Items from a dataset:
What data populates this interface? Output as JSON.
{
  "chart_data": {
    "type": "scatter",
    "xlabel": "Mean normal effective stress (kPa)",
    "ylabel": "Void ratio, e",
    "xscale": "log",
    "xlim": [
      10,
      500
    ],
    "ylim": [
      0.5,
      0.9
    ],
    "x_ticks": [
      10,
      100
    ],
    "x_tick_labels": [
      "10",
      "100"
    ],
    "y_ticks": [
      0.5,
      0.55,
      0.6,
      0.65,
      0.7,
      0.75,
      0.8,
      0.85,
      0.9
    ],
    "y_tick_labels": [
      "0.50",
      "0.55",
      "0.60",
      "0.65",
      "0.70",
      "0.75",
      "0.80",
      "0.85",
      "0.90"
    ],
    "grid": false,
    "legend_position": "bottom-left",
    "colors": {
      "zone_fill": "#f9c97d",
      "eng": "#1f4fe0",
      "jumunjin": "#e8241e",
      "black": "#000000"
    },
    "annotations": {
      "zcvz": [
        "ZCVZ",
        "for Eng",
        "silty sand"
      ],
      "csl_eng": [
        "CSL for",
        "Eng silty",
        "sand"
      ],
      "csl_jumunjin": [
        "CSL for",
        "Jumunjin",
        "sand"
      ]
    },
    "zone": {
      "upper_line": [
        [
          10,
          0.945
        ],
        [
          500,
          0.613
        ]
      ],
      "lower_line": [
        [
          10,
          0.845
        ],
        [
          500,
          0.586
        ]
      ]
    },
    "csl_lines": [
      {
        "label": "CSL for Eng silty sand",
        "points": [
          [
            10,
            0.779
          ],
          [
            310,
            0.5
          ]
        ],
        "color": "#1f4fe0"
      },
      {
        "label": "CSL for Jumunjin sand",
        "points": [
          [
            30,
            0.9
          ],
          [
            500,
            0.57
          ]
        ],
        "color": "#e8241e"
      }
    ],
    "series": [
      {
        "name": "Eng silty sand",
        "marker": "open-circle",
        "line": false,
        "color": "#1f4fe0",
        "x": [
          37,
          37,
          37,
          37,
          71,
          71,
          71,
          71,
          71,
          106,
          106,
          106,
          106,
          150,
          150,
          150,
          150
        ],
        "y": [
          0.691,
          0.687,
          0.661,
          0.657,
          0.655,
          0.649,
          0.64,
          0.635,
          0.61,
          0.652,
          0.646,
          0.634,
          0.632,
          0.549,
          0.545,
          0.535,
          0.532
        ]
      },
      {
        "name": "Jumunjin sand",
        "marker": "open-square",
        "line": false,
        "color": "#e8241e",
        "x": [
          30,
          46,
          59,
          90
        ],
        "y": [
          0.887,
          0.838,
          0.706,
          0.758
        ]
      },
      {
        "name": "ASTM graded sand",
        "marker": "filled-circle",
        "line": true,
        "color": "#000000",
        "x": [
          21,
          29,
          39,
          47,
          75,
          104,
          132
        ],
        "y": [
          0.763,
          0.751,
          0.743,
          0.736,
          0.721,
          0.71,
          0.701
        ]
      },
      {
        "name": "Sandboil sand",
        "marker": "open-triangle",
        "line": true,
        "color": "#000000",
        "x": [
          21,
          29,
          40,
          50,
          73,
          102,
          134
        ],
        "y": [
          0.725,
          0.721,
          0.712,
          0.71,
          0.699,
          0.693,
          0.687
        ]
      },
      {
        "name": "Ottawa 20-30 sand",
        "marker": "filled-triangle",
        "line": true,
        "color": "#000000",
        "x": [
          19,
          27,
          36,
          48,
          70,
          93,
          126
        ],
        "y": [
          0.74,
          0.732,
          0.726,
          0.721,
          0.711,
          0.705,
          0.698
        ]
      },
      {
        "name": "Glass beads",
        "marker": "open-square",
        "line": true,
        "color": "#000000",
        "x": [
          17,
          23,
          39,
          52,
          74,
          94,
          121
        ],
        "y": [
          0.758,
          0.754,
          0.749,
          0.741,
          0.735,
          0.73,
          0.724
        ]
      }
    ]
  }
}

Exercise aim:
Only lines that contain the word "circle" are wanted; copy each of them.

Completed exercise:
        "marker": "open-circle",
        "marker": "filled-circle",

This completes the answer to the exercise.